**Short problem:** Take down each entry exactly as written.
--- START Extracted material ---
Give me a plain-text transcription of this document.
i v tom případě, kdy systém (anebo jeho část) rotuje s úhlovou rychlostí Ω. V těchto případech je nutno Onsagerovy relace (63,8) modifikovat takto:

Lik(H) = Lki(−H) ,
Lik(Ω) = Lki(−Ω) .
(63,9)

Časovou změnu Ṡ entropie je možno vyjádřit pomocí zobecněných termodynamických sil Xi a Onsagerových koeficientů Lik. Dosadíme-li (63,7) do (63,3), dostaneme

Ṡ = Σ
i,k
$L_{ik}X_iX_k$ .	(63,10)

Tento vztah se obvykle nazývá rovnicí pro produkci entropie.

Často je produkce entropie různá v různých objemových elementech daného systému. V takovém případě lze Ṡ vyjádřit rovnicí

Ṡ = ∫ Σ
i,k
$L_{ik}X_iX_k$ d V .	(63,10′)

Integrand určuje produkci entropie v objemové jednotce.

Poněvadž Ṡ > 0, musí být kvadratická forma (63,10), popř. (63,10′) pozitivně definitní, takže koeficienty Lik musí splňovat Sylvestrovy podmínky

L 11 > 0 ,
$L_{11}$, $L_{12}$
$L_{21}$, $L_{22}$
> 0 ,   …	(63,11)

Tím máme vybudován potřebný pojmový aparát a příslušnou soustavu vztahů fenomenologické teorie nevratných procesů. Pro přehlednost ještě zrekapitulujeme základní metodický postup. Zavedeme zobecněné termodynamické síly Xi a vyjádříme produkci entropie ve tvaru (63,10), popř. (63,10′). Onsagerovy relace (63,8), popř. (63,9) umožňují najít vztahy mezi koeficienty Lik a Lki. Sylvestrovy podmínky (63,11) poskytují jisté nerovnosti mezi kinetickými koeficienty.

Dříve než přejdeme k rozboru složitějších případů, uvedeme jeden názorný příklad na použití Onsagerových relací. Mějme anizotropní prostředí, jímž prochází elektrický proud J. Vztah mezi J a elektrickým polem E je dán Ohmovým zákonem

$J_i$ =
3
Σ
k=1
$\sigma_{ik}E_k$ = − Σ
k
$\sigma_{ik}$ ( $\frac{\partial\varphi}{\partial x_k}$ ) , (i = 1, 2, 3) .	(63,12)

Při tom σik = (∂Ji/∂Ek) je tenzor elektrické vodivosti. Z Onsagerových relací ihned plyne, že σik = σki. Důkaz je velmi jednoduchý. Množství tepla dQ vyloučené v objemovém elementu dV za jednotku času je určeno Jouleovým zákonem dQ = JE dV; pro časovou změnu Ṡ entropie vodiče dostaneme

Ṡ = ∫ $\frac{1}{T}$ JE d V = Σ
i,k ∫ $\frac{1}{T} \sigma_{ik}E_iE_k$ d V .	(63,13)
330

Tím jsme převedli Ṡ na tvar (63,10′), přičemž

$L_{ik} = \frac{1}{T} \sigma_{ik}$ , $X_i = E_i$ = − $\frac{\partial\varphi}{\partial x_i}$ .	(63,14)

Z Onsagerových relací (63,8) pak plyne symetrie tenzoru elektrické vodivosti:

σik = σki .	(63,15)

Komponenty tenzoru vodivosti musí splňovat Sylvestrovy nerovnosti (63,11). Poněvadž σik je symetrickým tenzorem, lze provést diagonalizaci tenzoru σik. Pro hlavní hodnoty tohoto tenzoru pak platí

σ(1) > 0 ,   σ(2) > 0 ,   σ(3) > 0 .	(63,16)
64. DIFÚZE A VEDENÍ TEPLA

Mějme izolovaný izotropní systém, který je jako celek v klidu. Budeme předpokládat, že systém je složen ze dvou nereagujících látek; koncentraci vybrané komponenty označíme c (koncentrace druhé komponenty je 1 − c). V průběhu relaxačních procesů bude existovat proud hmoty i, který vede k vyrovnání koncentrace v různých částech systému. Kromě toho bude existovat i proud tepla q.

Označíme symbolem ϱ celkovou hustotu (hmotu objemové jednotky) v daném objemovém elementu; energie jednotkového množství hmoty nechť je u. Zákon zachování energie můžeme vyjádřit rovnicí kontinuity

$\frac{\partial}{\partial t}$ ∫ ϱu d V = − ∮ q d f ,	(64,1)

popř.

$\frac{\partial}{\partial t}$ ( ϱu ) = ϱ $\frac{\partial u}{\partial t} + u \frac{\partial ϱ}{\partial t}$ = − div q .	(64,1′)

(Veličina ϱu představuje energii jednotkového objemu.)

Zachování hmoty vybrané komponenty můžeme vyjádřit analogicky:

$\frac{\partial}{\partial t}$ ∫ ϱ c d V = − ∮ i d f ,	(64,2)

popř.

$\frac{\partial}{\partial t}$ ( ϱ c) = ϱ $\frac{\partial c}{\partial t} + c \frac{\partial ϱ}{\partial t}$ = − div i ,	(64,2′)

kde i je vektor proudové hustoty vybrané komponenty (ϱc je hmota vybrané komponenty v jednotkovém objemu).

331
--- END Extracted material ---
**Finished task:**
Give me a plain-text transcription of this document.
i v tom případě, kdy systém (anebo jeho část) rotuje s úhlovou rychlostí Ω. V těchto případech je nutno Onsagerovy relace (63,8) modifikovat takto:

Lik(H) = Lki(−H) ,
Lik(Ω) = Lki(−Ω) .
(63,9)

Časovou změnu Ṡ entropie je možno vyjádřit pomocí zobecněných termodynamických sil Xi a Onsagerových koeficientů Lik. Dosadíme-li (63,7) do (63,3), dostaneme

Ṡ = Σ
i,k
$L_{ik}X_iX_k$ .	(63,10)

Tento vztah se obvykle nazývá rovnicí pro produkci entropie.

Často je produkce entropie různá v různých objemových elementech daného systému. V takovém případě lze Ṡ vyjádřit rovnicí

Ṡ = ∫ Σ
i,k
$L_{ik}X_iX_k$ d V .	(63,10′)

Integrand určuje produkci entropie v objemové jednotce.

Poněvadž Ṡ > 0, musí být kvadratická forma (63,10), popř. (63,10′) pozitivně definitní, takže koeficienty Lik musí splňovat Sylvestrovy podmínky

L 11 > 0 ,
$L_{11}$, $L_{12}$
$L_{21}$, $L_{22}$
> 0 ,   …	(63,11)

Tím máme vybudován potřebný pojmový aparát a příslušnou soustavu vztahů fenomenologické teorie nevratných procesů. Pro přehlednost ještě zrekapitulujeme základní metodický postup. Zavedeme zobecněné termodynamické síly Xi a vyjádříme produkci entropie ve tvaru (63,10), popř. (63,10′). Onsagerovy relace (63,8), popř. (63,9) umožňují najít vztahy mezi koeficienty Lik a Lki. Sylvestrovy podmínky (63,11) poskytují jisté nerovnosti mezi kinetickými koeficienty.

Dříve než přejdeme k rozboru složitějších případů, uvedeme jeden názorný příklad na použití Onsagerových relací. Mějme anizotropní prostředí, jímž prochází elektrický proud J. Vztah mezi J a elektrickým polem E je dán Ohmovým zákonem

$J_i$ =
3
Σ
k=1
$\sigma_{ik}E_k$ = − Σ
k
$\sigma_{ik}$ ( $\frac{\partial\varphi}{\partial x_k}$ ) , (i = 1, 2, 3) .	(63,12)

Při tom σik = (∂Ji/∂Ek) je tenzor elektrické vodivosti. Z Onsagerových relací ihned plyne, že σik = σki. Důkaz je velmi jednoduchý. Množství tepla dQ vyloučené v objemovém elementu dV za jednotku času je určeno Jouleovým zákonem dQ = JE dV; pro časovou změnu Ṡ entropie vodiče dostaneme

Ṡ = ∫ $\frac{1}{T}$ JE d V = Σ
i,k ∫ $\frac{1}{T} \sigma_{ik}E_iE_k$ d V .	(63,13)
330

Tím jsme převedli Ṡ na tvar (63,10′), přičemž

$L_{ik} = \frac{1}{T} \sigma_{ik}$ , $X_i = E_i$ = − $\frac{\partial\varphi}{\partial x_i}$ .	(63,14)

Z Onsagerových relací (63,8) pak plyne symetrie tenzoru elektrické vodivosti:

σik = σki .	(63,15)

Komponenty tenzoru vodivosti musí splňovat Sylvestrovy nerovnosti (63,11). Poněvadž σik je symetrickým tenzorem, lze provést diagonalizaci tenzoru σik. Pro hlavní hodnoty tohoto tenzoru pak platí

σ(1) > 0 ,   σ(2) > 0 ,   σ(3) > 0 .	(63,16)
64. DIFÚZE A VEDENÍ TEPLA

Mějme izolovaný izotropní systém, který je jako celek v klidu. Budeme předpokládat, že systém je složen ze dvou nereagujících látek; koncentraci vybrané komponenty označíme c (koncentrace druhé komponenty je 1 − c). V průběhu relaxačních procesů bude existovat proud hmoty i, který vede k vyrovnání koncentrace v různých částech systému. Kromě toho bude existovat i proud tepla q.

Označíme symbolem ϱ celkovou hustotu (hmotu objemové jednotky) v daném objemovém elementu; energie jednotkového množství hmoty nechť je u. Zákon zachování energie můžeme vyjádřit rovnicí kontinuity

$\frac{\partial}{\partial t}$ ∫ ϱu d V = − ∮ q d f ,	(64,1)

popř.

$\frac{\partial}{\partial t}$ ( ϱu ) = ϱ $\frac{\partial u}{\partial t} + u \frac{\partial ϱ}{\partial t}$ = − div q .	(64,1′)

(Veličina ϱu představuje energii jednotkového objemu.)

Zachování hmoty vybrané komponenty můžeme vyjádřit analogicky:

$\frac{\partial}{\partial t}$ ∫ ϱ c d V = − ∮ i d f ,	(64,2)

popř.

$\frac{\partial}{\partial t}$ ( ϱ c) = ϱ $\frac{\partial c}{\partial t} + c \frac{\partial ϱ}{\partial t}$ = − div i ,	(64,2′)

kde i je vektor proudové hustoty vybrané komponenty (ϱc je hmota vybrané komponenty v jednotkovém objemu).

331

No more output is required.